WORKING DATA start

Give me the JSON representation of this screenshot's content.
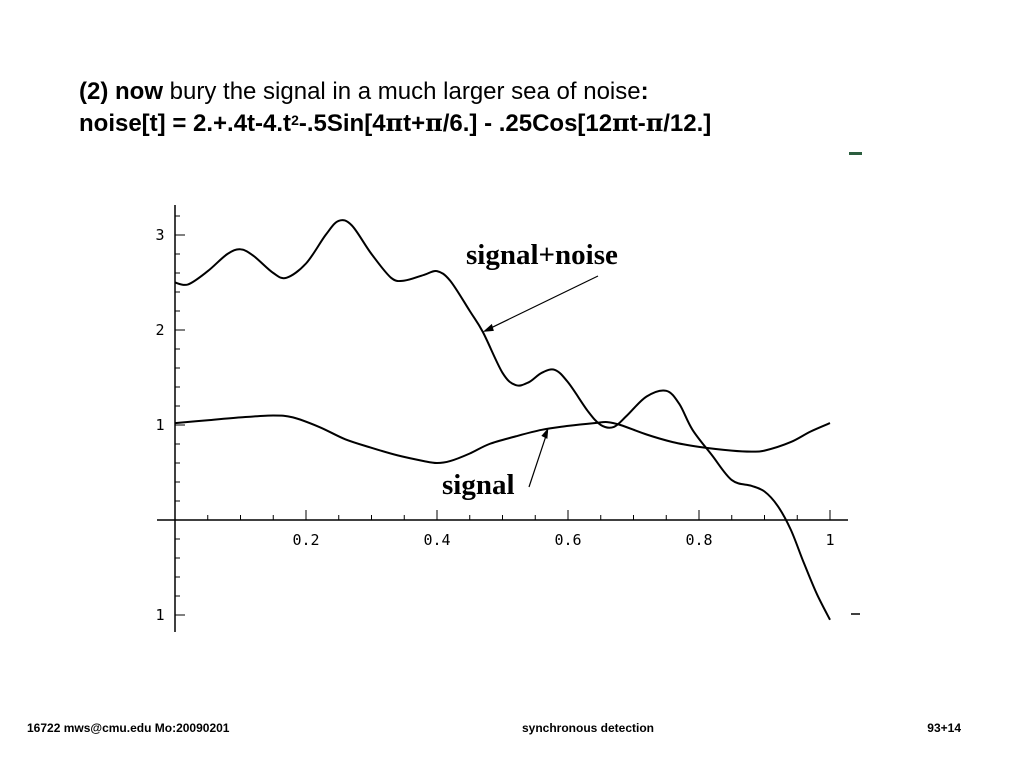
{
  "slide": {
    "heading_line1": {
      "part1": "(2) now",
      "part2": " bury the signal in a much larger sea of noise",
      "part3": ":"
    },
    "heading_line2": {
      "a": "noise[t] = 2.+.4t-4.t",
      "sup": "2",
      "b": "-.5Sin[4",
      "pi1": "π",
      "c": "t+",
      "pi2": "π",
      "d": "/6.] - .25Cos[12",
      "pi3": "π",
      "e": "t-",
      "pi4": "π",
      "f": "/12.]"
    }
  },
  "chart_data": {
    "type": "line",
    "xlim": [
      0,
      1
    ],
    "ylim": [
      -1,
      3.2
    ],
    "x_tick_labels": [
      "0.2",
      "0.4",
      "0.6",
      "0.8",
      "1"
    ],
    "y_tick_labels": [
      "3",
      "2",
      "1",
      "1"
    ],
    "annotations": [
      {
        "text": "signal+noise",
        "points_to": {
          "x": 0.47,
          "y": 1.98
        }
      },
      {
        "text": "signal",
        "points_to": {
          "x": 0.57,
          "y": 0.97
        }
      }
    ],
    "series": [
      {
        "name": "signal+noise",
        "x": [
          0.0,
          0.02,
          0.05,
          0.08,
          0.1,
          0.12,
          0.15,
          0.17,
          0.2,
          0.23,
          0.25,
          0.27,
          0.3,
          0.33,
          0.35,
          0.38,
          0.4,
          0.42,
          0.45,
          0.47,
          0.5,
          0.52,
          0.54,
          0.56,
          0.58,
          0.6,
          0.63,
          0.65,
          0.67,
          0.69,
          0.72,
          0.75,
          0.77,
          0.79,
          0.82,
          0.85,
          0.88,
          0.9,
          0.92,
          0.94,
          0.96,
          0.98,
          1.0
        ],
        "y": [
          2.5,
          2.48,
          2.62,
          2.8,
          2.85,
          2.78,
          2.6,
          2.55,
          2.7,
          3.0,
          3.15,
          3.1,
          2.8,
          2.55,
          2.52,
          2.58,
          2.62,
          2.52,
          2.2,
          1.98,
          1.55,
          1.42,
          1.45,
          1.55,
          1.58,
          1.45,
          1.15,
          1.0,
          0.98,
          1.1,
          1.3,
          1.36,
          1.22,
          0.95,
          0.68,
          0.42,
          0.36,
          0.3,
          0.15,
          -0.1,
          -0.45,
          -0.78,
          -1.05
        ]
      },
      {
        "name": "signal",
        "x": [
          0.0,
          0.05,
          0.1,
          0.15,
          0.18,
          0.22,
          0.26,
          0.3,
          0.34,
          0.38,
          0.4,
          0.42,
          0.45,
          0.48,
          0.52,
          0.56,
          0.6,
          0.64,
          0.66,
          0.68,
          0.72,
          0.76,
          0.8,
          0.85,
          0.88,
          0.9,
          0.94,
          0.97,
          1.0
        ],
        "y": [
          1.02,
          1.05,
          1.08,
          1.1,
          1.08,
          0.98,
          0.85,
          0.76,
          0.68,
          0.62,
          0.6,
          0.62,
          0.7,
          0.8,
          0.88,
          0.95,
          0.99,
          1.02,
          1.03,
          1.0,
          0.9,
          0.82,
          0.77,
          0.73,
          0.72,
          0.73,
          0.82,
          0.93,
          1.02
        ]
      }
    ]
  },
  "footer": {
    "left": "16722 mws@cmu.edu  Mo:20090201",
    "center": "synchronous detection",
    "right": "93+14"
  }
}
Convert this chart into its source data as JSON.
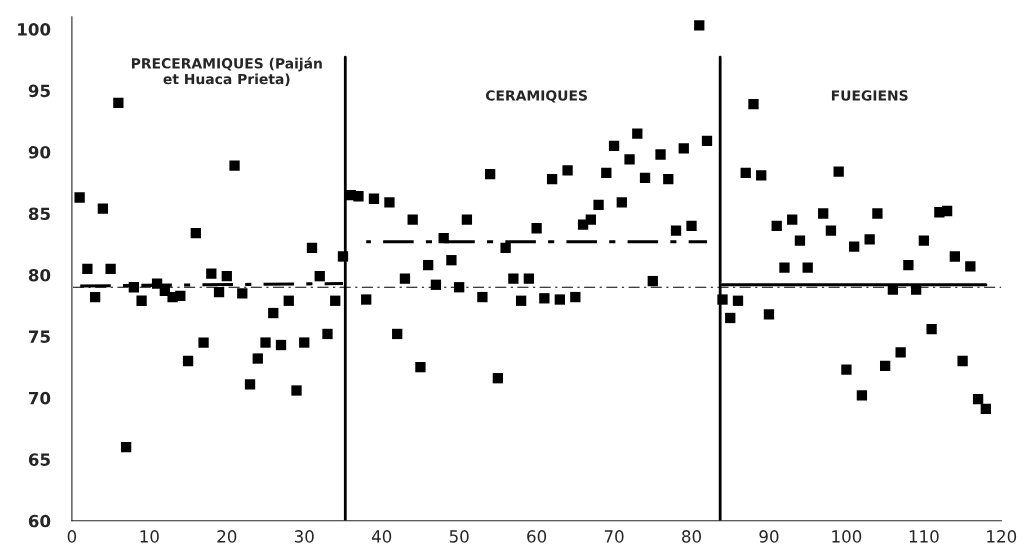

WORKING DATA end

*YOUR INSTRUCTIONS:*
Filter the records down to the lines that contain the string "signal", and copy those lines.

*WRITTEN REPLY:*
      "part2": " bury the signal in a much larger sea of noise",
        "text": "signal+noise",
        "text": "signal",
        "name": "signal+noise",
        "name": "signal",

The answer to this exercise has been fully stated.